WHAT IS BEING ASKED:
All of the data below must be repeated exactly.

TASK DATA:
________________________

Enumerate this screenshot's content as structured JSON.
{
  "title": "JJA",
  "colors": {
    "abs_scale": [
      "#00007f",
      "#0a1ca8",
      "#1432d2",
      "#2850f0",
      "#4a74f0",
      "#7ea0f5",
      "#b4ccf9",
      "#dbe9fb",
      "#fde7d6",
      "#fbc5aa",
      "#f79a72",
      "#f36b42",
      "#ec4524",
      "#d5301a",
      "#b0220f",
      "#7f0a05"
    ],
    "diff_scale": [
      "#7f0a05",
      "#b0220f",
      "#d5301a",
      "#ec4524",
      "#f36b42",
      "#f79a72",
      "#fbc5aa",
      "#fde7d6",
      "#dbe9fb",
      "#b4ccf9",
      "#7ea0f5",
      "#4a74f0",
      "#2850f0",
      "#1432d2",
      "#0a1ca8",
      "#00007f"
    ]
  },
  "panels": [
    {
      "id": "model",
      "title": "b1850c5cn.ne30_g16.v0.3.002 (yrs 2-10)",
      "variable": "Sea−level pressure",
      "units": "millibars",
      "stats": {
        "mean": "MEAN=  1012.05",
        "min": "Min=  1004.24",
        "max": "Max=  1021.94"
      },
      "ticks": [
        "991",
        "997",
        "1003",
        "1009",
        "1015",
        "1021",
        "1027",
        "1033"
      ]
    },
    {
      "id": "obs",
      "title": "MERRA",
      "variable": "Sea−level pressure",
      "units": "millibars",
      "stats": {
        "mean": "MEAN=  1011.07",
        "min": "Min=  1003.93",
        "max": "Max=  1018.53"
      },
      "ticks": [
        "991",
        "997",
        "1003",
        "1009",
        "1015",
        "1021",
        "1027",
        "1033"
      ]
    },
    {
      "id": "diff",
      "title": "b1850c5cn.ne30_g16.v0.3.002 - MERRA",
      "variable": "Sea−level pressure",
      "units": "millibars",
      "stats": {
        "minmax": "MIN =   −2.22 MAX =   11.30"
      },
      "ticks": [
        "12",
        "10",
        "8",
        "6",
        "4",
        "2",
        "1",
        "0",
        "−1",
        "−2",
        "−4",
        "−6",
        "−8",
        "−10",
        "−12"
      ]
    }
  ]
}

________________________

EXERCISE SOLUTION:
Enumerate this screenshot's content as structured JSON.
{
  "title": "JJA",
  "colors": {
    "abs_scale": [
      "#00007f",
      "#0a1ca8",
      "#1432d2",
      "#2850f0",
      "#4a74f0",
      "#7ea0f5",
      "#b4ccf9",
      "#dbe9fb",
      "#fde7d6",
      "#fbc5aa",
      "#f79a72",
      "#f36b42",
      "#ec4524",
      "#d5301a",
      "#b0220f",
      "#7f0a05"
    ],
    "diff_scale": [
      "#7f0a05",
      "#b0220f",
      "#d5301a",
      "#ec4524",
      "#f36b42",
      "#f79a72",
      "#fbc5aa",
      "#fde7d6",
      "#dbe9fb",
      "#b4ccf9",
      "#7ea0f5",
      "#4a74f0",
      "#2850f0",
      "#1432d2",
      "#0a1ca8",
      "#00007f"
    ]
  },
  "panels": [
    {
      "id": "model",
      "title": "b1850c5cn.ne30_g16.v0.3.002 (yrs 2-10)",
      "variable": "Sea−level pressure",
      "units": "millibars",
      "stats": {
        "mean": "MEAN=  1012.05",
        "min": "Min=  1004.24",
        "max": "Max=  1021.94"
      },
      "ticks": [
        "991",
        "997",
        "1003",
        "1009",
        "1015",
        "1021",
        "1027",
        "1033"
      ]
    },
    {
      "id": "obs",
      "title": "MERRA",
      "variable": "Sea−level pressure",
      "units": "millibars",
      "stats": {
        "mean": "MEAN=  1011.07",
        "min": "Min=  1003.93",
        "max": "Max=  1018.53"
      },
      "ticks": [
        "991",
        "997",
        "1003",
        "1009",
        "1015",
        "1021",
        "1027",
        "1033"
      ]
    },
    {
      "id": "diff",
      "title": "b1850c5cn.ne30_g16.v0.3.002 - MERRA",
      "variable": "Sea−level pressure",
      "units": "millibars",
      "stats": {
        "minmax": "MIN =   −2.22 MAX =   11.30"
      },
      "ticks": [
        "12",
        "10",
        "8",
        "6",
        "4",
        "2",
        "1",
        "0",
        "−1",
        "−2",
        "−4",
        "−6",
        "−8",
        "−10",
        "−12"
      ]
    }
  ]
}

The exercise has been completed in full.